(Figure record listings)
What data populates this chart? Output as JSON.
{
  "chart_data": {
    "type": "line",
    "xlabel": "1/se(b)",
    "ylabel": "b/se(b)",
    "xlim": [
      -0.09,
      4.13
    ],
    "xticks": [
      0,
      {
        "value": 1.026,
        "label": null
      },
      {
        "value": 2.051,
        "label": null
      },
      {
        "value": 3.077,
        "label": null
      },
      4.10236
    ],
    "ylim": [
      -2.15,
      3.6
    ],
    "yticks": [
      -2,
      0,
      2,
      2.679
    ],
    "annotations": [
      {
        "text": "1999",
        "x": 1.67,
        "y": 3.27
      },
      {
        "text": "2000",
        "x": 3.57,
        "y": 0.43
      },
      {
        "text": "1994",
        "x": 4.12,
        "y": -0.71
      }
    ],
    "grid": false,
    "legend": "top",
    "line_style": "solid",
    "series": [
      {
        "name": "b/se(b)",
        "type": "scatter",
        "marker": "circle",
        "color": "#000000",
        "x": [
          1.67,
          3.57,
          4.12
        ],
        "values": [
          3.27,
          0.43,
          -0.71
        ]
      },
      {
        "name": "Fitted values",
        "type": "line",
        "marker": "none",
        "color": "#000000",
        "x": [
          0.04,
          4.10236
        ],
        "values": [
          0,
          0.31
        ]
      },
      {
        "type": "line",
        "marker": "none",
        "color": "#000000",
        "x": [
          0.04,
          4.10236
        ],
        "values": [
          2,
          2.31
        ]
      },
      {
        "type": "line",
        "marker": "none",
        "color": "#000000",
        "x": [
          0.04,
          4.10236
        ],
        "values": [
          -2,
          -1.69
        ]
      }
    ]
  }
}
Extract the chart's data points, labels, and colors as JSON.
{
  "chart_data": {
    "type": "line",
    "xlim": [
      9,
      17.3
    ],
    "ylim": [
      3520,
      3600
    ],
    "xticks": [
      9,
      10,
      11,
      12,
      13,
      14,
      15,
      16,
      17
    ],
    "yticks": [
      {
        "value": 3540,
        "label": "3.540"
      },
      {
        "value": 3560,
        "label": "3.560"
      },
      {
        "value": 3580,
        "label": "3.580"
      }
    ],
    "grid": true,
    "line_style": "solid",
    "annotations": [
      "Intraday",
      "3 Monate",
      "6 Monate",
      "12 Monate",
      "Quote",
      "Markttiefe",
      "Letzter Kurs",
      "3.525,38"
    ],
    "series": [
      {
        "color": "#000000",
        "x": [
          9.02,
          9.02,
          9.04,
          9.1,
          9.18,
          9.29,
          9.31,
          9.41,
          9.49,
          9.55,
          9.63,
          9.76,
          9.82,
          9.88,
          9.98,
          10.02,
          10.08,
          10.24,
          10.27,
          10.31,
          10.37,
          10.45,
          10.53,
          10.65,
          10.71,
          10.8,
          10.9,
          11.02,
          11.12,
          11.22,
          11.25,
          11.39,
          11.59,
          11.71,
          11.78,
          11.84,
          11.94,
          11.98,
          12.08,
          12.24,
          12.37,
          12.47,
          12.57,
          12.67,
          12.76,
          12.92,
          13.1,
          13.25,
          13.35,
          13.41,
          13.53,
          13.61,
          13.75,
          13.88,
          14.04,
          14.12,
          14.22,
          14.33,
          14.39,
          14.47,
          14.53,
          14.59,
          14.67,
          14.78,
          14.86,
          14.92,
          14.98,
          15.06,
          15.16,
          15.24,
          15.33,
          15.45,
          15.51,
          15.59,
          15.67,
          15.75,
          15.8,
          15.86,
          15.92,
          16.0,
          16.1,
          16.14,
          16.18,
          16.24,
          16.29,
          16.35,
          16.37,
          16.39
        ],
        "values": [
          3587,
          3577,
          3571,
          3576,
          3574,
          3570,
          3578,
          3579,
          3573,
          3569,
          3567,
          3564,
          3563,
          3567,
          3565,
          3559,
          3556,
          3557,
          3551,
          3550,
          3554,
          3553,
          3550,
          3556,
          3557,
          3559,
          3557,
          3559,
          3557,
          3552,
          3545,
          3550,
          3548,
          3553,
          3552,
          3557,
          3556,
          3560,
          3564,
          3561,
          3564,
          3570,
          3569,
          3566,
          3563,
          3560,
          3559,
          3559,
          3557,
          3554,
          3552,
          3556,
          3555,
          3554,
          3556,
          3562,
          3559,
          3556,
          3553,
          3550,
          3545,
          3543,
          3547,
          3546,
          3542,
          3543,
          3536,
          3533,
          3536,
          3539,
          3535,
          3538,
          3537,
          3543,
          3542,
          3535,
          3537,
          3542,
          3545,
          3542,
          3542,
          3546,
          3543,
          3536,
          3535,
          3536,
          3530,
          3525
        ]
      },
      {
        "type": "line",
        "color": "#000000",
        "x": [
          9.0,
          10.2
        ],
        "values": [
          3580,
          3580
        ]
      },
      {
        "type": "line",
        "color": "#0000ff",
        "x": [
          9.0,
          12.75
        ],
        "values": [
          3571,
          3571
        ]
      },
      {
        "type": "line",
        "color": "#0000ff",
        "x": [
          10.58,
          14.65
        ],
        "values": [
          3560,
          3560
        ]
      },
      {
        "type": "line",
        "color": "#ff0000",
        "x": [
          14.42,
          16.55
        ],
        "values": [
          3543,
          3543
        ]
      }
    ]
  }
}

→ **WHAT TO WORK ON**:
Retype the listing. Match it exactly.

→ **THE RESPONSE**:
What data populates this chart? Output as JSON.
{
  "chart_data": {
    "type": "line",
    "xlabel": "1/se(b)",
    "ylabel": "b/se(b)",
    "xlim": [
      -0.09,
      4.13
    ],
    "xticks": [
      0,
      {
        "value": 1.026,
        "label": null
      },
      {
        "value": 2.051,
        "label": null
      },
      {
        "value": 3.077,
        "label": null
      },
      4.10236
    ],
    "ylim": [
      -2.15,
      3.6
    ],
    "yticks": [
      -2,
      0,
      2,
      2.679
    ],
    "annotations": [
      {
        "text": "1999",
        "x": 1.67,
        "y": 3.27
      },
      {
        "text": "2000",
        "x": 3.57,
        "y": 0.43
      },
      {
        "text": "1994",
        "x": 4.12,
        "y": -0.71
      }
    ],
    "grid": false,
    "legend": "top",
    "line_style": "solid",
    "series": [
      {
        "name": "b/se(b)",
        "type": "scatter",
        "marker": "circle",
        "color": "#000000",
        "x": [
          1.67,
          3.57,
          4.12
        ],
        "values": [
          3.27,
          0.43,
          -0.71
        ]
      },
      {
        "name": "Fitted values",
        "type": "line",
        "marker": "none",
        "color": "#000000",
        "x": [
          0.04,
          4.10236
        ],
        "values": [
          0,
          0.31
        ]
      },
      {
        "type": "line",
        "marker": "none",
        "color": "#000000",
        "x": [
          0.04,
          4.10236
        ],
        "values": [
          2,
          2.31
        ]
      },
      {
        "type": "line",
        "marker": "none",
        "color": "#000000",
        "x": [
          0.04,
          4.10236
        ],
        "values": [
          -2,
          -1.69
        ]
      }
    ]
  }
}
Extract the chart's data points, labels, and colors as JSON.
{
  "chart_data": {
    "type": "line",
    "xlim": [
      9,
      17.3
    ],
    "ylim": [
      3520,
      3600
    ],
    "xticks": [
      9,
      10,
      11,
      12,
      13,
      14,
      15,
      16,
      17
    ],
    "yticks": [
      {
        "value": 3540,
        "label": "3.540"
      },
      {
        "value": 3560,
        "label": "3.560"
      },
      {
        "value": 3580,
        "label": "3.580"
      }
    ],
    "grid": true,
    "line_style": "solid",
    "annotations": [
      "Intraday",
      "3 Monate",
      "6 Monate",
      "12 Monate",
      "Quote",
      "Markttiefe",
      "Letzter Kurs",
      "3.525,38"
    ],
    "series": [
      {
        "color": "#000000",
        "x": [
          9.02,
          9.02,
          9.04,
          9.1,
          9.18,
          9.29,
          9.31,
          9.41,
          9.49,
          9.55,
          9.63,
          9.76,
          9.82,
          9.88,
          9.98,
          10.02,
          10.08,
          10.24,
          10.27,
          10.31,
          10.37,
          10.45,
          10.53,
          10.65,
          10.71,
          10.8,
          10.9,
          11.02,
          11.12,
          11.22,
          11.25,
          11.39,
          11.59,
          11.71,
          11.78,
          11.84,
          11.94,
          11.98,
          12.08,
          12.24,
          12.37,
          12.47,
          12.57,
          12.67,
          12.76,
          12.92,
          13.1,
          13.25,
          13.35,
          13.41,
          13.53,
          13.61,
          13.75,
          13.88,
          14.04,
          14.12,
          14.22,
          14.33,
          14.39,
          14.47,
          14.53,
          14.59,
          14.67,
          14.78,
          14.86,
          14.92,
          14.98,
          15.06,
          15.16,
          15.24,
          15.33,
          15.45,
          15.51,
          15.59,
          15.67,
          15.75,
          15.8,
          15.86,
          15.92,
          16.0,
          16.1,
          16.14,
          16.18,
          16.24,
          16.29,
          16.35,
          16.37,
          16.39
        ],
        "values": [
          3587,
          3577,
          3571,
          3576,
          3574,
          3570,
          3578,
          3579,
          3573,
          3569,
          3567,
          3564,
          3563,
          3567,
          3565,
          3559,
          3556,
          3557,
          3551,
          3550,
          3554,
          3553,
          3550,
          3556,
          3557,
          3559,
          3557,
          3559,
          3557,
          3552,
          3545,
          3550,
          3548,
          3553,
          3552,
          3557,
          3556,
          3560,
          3564,
          3561,
          3564,
          3570,
          3569,
          3566,
          3563,
          3560,
          3559,
          3559,
          3557,
          3554,
          3552,
          3556,
          3555,
          3554,
          3556,
          3562,
          3559,
          3556,
          3553,
          3550,
          3545,
          3543,
          3547,
          3546,
          3542,
          3543,
          3536,
          3533,
          3536,
          3539,
          3535,
          3538,
          3537,
          3543,
          3542,
          3535,
          3537,
          3542,
          3545,
          3542,
          3542,
          3546,
          3543,
          3536,
          3535,
          3536,
          3530,
          3525
        ]
      },
      {
        "type": "line",
        "color": "#000000",
        "x": [
          9.0,
          10.2
        ],
        "values": [
          3580,
          3580
        ]
      },
      {
        "type": "line",
        "color": "#0000ff",
        "x": [
          9.0,
          12.75
        ],
        "values": [
          3571,
          3571
        ]
      },
      {
        "type": "line",
        "color": "#0000ff",
        "x": [
          10.58,
          14.65
        ],
        "values": [
          3560,
          3560
        ]
      },
      {
        "type": "line",
        "color": "#ff0000",
        "x": [
          14.42,
          16.55
        ],
        "values": [
          3543,
          3543
        ]
      }
    ]
  }
}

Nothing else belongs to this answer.